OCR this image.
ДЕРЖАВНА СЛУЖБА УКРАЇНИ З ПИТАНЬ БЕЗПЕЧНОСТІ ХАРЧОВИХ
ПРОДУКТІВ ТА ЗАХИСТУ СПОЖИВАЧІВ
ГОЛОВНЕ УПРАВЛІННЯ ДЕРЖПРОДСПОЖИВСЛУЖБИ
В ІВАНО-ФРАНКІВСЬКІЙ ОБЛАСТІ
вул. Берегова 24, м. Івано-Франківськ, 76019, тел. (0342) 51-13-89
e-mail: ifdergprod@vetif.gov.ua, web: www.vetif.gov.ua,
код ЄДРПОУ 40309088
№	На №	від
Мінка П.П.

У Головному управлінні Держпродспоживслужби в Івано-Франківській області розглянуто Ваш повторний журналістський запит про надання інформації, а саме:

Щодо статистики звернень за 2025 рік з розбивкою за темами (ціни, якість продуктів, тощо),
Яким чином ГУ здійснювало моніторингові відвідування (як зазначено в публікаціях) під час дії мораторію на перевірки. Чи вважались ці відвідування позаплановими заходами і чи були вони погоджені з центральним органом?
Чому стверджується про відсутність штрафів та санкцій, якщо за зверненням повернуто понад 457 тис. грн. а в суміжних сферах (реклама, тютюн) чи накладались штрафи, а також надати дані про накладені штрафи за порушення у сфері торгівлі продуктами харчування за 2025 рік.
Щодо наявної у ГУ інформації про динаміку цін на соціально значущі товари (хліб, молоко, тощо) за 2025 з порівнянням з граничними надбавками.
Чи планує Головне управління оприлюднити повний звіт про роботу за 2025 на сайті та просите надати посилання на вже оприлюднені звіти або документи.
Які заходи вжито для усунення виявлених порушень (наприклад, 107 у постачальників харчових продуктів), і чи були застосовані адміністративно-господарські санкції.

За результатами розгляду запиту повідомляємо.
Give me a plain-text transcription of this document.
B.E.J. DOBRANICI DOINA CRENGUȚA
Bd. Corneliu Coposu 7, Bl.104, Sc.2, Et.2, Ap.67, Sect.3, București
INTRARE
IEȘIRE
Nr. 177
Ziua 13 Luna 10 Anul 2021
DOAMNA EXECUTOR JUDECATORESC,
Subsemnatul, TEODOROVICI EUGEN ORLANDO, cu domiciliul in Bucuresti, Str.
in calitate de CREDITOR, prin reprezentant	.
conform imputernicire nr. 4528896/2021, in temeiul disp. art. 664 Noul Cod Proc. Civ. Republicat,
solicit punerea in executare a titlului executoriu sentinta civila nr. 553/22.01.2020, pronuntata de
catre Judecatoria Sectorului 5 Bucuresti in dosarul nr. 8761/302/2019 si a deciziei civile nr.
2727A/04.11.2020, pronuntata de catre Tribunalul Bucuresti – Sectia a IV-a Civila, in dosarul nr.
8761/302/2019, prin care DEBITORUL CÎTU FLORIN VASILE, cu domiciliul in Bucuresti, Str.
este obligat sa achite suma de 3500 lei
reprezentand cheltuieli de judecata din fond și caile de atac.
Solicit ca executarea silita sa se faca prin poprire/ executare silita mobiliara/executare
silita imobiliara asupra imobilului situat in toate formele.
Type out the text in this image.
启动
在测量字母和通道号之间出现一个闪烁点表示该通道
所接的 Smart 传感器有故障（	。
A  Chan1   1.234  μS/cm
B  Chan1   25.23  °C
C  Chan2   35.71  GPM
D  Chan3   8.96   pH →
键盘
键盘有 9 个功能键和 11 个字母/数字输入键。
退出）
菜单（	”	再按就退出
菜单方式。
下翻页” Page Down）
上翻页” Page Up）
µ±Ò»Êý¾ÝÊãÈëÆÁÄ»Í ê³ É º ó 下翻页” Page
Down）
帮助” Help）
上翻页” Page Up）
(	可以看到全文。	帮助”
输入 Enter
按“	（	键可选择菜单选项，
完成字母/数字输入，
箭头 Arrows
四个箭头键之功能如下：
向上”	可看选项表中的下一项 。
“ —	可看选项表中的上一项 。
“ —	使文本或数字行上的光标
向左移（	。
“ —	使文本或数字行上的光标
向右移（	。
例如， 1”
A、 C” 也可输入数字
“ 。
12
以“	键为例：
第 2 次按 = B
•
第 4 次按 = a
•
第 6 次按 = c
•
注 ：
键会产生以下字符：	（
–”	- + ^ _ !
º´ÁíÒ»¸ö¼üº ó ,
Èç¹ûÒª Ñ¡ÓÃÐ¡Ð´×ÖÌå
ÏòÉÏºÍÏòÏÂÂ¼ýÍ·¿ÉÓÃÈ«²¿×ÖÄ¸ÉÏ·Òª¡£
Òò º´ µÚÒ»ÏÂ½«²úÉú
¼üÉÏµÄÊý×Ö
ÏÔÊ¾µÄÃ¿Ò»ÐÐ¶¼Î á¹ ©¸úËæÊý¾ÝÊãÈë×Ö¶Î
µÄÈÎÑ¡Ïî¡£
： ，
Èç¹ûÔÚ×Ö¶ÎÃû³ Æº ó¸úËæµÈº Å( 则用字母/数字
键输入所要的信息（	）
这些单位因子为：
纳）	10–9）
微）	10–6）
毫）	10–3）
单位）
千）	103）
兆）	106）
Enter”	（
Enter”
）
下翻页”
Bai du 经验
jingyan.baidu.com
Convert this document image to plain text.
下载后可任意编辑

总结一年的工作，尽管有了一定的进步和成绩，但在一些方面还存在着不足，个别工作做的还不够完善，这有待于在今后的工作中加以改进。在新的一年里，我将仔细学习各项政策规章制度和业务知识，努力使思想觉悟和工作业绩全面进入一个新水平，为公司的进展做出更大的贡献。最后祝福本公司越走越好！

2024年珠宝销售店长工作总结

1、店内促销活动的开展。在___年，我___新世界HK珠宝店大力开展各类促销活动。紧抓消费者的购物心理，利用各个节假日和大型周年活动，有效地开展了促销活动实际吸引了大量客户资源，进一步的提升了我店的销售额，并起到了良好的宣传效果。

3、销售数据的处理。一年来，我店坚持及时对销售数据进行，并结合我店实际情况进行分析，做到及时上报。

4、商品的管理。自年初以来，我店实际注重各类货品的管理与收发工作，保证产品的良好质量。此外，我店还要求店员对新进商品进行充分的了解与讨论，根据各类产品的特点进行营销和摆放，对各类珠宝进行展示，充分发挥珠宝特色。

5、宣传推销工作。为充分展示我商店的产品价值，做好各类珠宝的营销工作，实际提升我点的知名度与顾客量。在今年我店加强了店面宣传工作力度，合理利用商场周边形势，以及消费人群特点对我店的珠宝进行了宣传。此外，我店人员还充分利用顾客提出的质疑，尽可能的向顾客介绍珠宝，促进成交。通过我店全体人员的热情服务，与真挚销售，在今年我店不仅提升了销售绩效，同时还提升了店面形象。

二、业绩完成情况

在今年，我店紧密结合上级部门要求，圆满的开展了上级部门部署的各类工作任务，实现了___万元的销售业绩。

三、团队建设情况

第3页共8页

# # # # # # #

#### [Work to do]
All of the data needs to be reproduced exactly, with no line missing.

#### [Complete output]
OCR this image.
ДЕРЖАВНА СЛУЖБА УКРАЇНИ З ПИТАНЬ БЕЗПЕЧНОСТІ ХАРЧОВИХ
ПРОДУКТІВ ТА ЗАХИСТУ СПОЖИВАЧІВ
ГОЛОВНЕ УПРАВЛІННЯ ДЕРЖПРОДСПОЖИВСЛУЖБИ
В ІВАНО-ФРАНКІВСЬКІЙ ОБЛАСТІ
вул. Берегова 24, м. Івано-Франківськ, 76019, тел. (0342) 51-13-89
e-mail: ifdergprod@vetif.gov.ua, web: www.vetif.gov.ua,
код ЄДРПОУ 40309088
№	На №	від
Мінка П.П.

У Головному управлінні Держпродспоживслужби в Івано-Франківській області розглянуто Ваш повторний журналістський запит про надання інформації, а саме:

Щодо статистики звернень за 2025 рік з розбивкою за темами (ціни, якість продуктів, тощо),
Яким чином ГУ здійснювало моніторингові відвідування (як зазначено в публікаціях) під час дії мораторію на перевірки. Чи вважались ці відвідування позаплановими заходами і чи були вони погоджені з центральним органом?
Чому стверджується про відсутність штрафів та санкцій, якщо за зверненням повернуто понад 457 тис. грн. а в суміжних сферах (реклама, тютюн) чи накладались штрафи, а також надати дані про накладені штрафи за порушення у сфері торгівлі продуктами харчування за 2025 рік.
Щодо наявної у ГУ інформації про динаміку цін на соціально значущі товари (хліб, молоко, тощо) за 2025 з порівнянням з граничними надбавками.
Чи планує Головне управління оприлюднити повний звіт про роботу за 2025 на сайті та просите надати посилання на вже оприлюднені звіти або документи.
Які заходи вжито для усунення виявлених порушень (наприклад, 107 у постачальників харчових продуктів), і чи були застосовані адміністративно-господарські санкції.

За результатами розгляду запиту повідомляємо.
Give me a plain-text transcription of this document.
B.E.J. DOBRANICI DOINA CRENGUȚA
Bd. Corneliu Coposu 7, Bl.104, Sc.2, Et.2, Ap.67, Sect.3, București
INTRARE
IEȘIRE
Nr. 177
Ziua 13 Luna 10 Anul 2021
DOAMNA EXECUTOR JUDECATORESC,
Subsemnatul, TEODOROVICI EUGEN ORLANDO, cu domiciliul in Bucuresti, Str.
in calitate de CREDITOR, prin reprezentant	.
conform imputernicire nr. 4528896/2021, in temeiul disp. art. 664 Noul Cod Proc. Civ. Republicat,
solicit punerea in executare a titlului executoriu sentinta civila nr. 553/22.01.2020, pronuntata de
catre Judecatoria Sectorului 5 Bucuresti in dosarul nr. 8761/302/2019 si a deciziei civile nr.
2727A/04.11.2020, pronuntata de catre Tribunalul Bucuresti – Sectia a IV-a Civila, in dosarul nr.
8761/302/2019, prin care DEBITORUL CÎTU FLORIN VASILE, cu domiciliul in Bucuresti, Str.
este obligat sa achite suma de 3500 lei
reprezentand cheltuieli de judecata din fond și caile de atac.
Solicit ca executarea silita sa se faca prin poprire/ executare silita mobiliara/executare
silita imobiliara asupra imobilului situat in toate formele.
Type out the text in this image.
启动
在测量字母和通道号之间出现一个闪烁点表示该通道
所接的 Smart 传感器有故障（	。
A  Chan1   1.234  μS/cm
B  Chan1   25.23  °C
C  Chan2   35.71  GPM
D  Chan3   8.96   pH →
键盘
键盘有 9 个功能键和 11 个字母/数字输入键。
退出）
菜单（	”	再按就退出
菜单方式。
下翻页” Page Down）
上翻页” Page Up）
µ±Ò»Êý¾ÝÊãÈëÆÁÄ»Í ê³ É º ó 下翻页” Page
Down）
帮助” Help）
上翻页” Page Up）
(	可以看到全文。	帮助”
输入 Enter
按“	（	键可选择菜单选项，
完成字母/数字输入，
箭头 Arrows
四个箭头键之功能如下：
向上”	可看选项表中的下一项 。
“ —	可看选项表中的上一项 。
“ —	使文本或数字行上的光标
向左移（	。
“ —	使文本或数字行上的光标
向右移（	。
例如， 1”
A、 C” 也可输入数字
“ 。
12
以“	键为例：
第 2 次按 = B
•
第 4 次按 = a
•
第 6 次按 = c
•
注 ：
键会产生以下字符：	（
–”	- + ^ _ !
º´ÁíÒ»¸ö¼üº ó ,
Èç¹ûÒª Ñ¡ÓÃÐ¡Ð´×ÖÌå
ÏòÉÏºÍÏòÏÂÂ¼ýÍ·¿ÉÓÃÈ«²¿×ÖÄ¸ÉÏ·Òª¡£
Òò º´ µÚÒ»ÏÂ½«²úÉú
¼üÉÏµÄÊý×Ö
ÏÔÊ¾µÄÃ¿Ò»ÐÐ¶¼Î á¹ ©¸úËæÊý¾ÝÊãÈë×Ö¶Î
µÄÈÎÑ¡Ïî¡£
： ，
Èç¹ûÔÚ×Ö¶ÎÃû³ Æº ó¸úËæµÈº Å( 则用字母/数字
键输入所要的信息（	）
这些单位因子为：
纳）	10–9）
微）	10–6）
毫）	10–3）
单位）
千）	103）
兆）	106）
Enter”	（
Enter”
）
下翻页”
Bai du 经验
jingyan.baidu.com
Convert this document image to plain text.
下载后可任意编辑

总结一年的工作，尽管有了一定的进步和成绩，但在一些方面还存在着不足，个别工作做的还不够完善，这有待于在今后的工作中加以改进。在新的一年里，我将仔细学习各项政策规章制度和业务知识，努力使思想觉悟和工作业绩全面进入一个新水平，为公司的进展做出更大的贡献。最后祝福本公司越走越好！

2024年珠宝销售店长工作总结

1、店内促销活动的开展。在___年，我___新世界HK珠宝店大力开展各类促销活动。紧抓消费者的购物心理，利用各个节假日和大型周年活动，有效地开展了促销活动实际吸引了大量客户资源，进一步的提升了我店的销售额，并起到了良好的宣传效果。

3、销售数据的处理。一年来，我店坚持及时对销售数据进行，并结合我店实际情况进行分析，做到及时上报。

4、商品的管理。自年初以来，我店实际注重各类货品的管理与收发工作，保证产品的良好质量。此外，我店还要求店员对新进商品进行充分的了解与讨论，根据各类产品的特点进行营销和摆放，对各类珠宝进行展示，充分发挥珠宝特色。

5、宣传推销工作。为充分展示我商店的产品价值，做好各类珠宝的营销工作，实际提升我点的知名度与顾客量。在今年我店加强了店面宣传工作力度，合理利用商场周边形势，以及消费人群特点对我店的珠宝进行了宣传。此外，我店人员还充分利用顾客提出的质疑，尽可能的向顾客介绍珠宝，促进成交。通过我店全体人员的热情服务，与真挚销售，在今年我店不仅提升了销售绩效，同时还提升了店面形象。

二、业绩完成情况

在今年，我店紧密结合上级部门要求，圆满的开展了上级部门部署的各类工作任务，实现了___万元的销售业绩。

三、团队建设情况

第3页共8页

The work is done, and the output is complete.